### PROBLEM DETAILS
Your task is to copy every line of the records below that contains "FORMA".

### EXTRACTED ENTRIES

################

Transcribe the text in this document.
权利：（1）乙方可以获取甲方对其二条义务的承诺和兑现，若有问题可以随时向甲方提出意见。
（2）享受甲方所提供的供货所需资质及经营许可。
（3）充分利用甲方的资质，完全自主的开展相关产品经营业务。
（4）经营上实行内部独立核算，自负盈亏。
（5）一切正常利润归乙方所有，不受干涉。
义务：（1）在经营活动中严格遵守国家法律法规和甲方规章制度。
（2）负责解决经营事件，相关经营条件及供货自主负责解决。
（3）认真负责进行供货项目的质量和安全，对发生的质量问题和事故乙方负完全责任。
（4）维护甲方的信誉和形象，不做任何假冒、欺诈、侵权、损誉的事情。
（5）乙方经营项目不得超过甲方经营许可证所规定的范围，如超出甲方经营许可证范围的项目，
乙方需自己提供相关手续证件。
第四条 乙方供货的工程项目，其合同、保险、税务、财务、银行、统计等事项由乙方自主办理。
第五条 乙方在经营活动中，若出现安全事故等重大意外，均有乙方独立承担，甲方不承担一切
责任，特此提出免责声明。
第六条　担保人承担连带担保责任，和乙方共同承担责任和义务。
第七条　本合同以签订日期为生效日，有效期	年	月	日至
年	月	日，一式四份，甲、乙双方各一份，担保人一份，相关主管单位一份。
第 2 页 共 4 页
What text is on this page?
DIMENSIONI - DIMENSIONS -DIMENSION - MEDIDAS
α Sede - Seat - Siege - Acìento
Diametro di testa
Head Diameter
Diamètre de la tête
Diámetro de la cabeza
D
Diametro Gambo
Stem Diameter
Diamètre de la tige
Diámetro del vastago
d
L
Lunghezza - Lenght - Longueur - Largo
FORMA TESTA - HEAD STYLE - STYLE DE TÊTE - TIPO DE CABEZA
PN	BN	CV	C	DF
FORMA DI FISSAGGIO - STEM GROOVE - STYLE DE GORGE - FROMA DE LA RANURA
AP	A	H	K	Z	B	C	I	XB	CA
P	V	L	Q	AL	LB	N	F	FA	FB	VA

################

### EXERCISE SOLUTION
FORMA TESTA - HEAD STYLE - STYLE DE TÊTE - TIPO DE CABEZA
FORMA DI FISSAGGIO - STEM GROOVE - STYLE DE GORGE - FROMA DE LA RANURA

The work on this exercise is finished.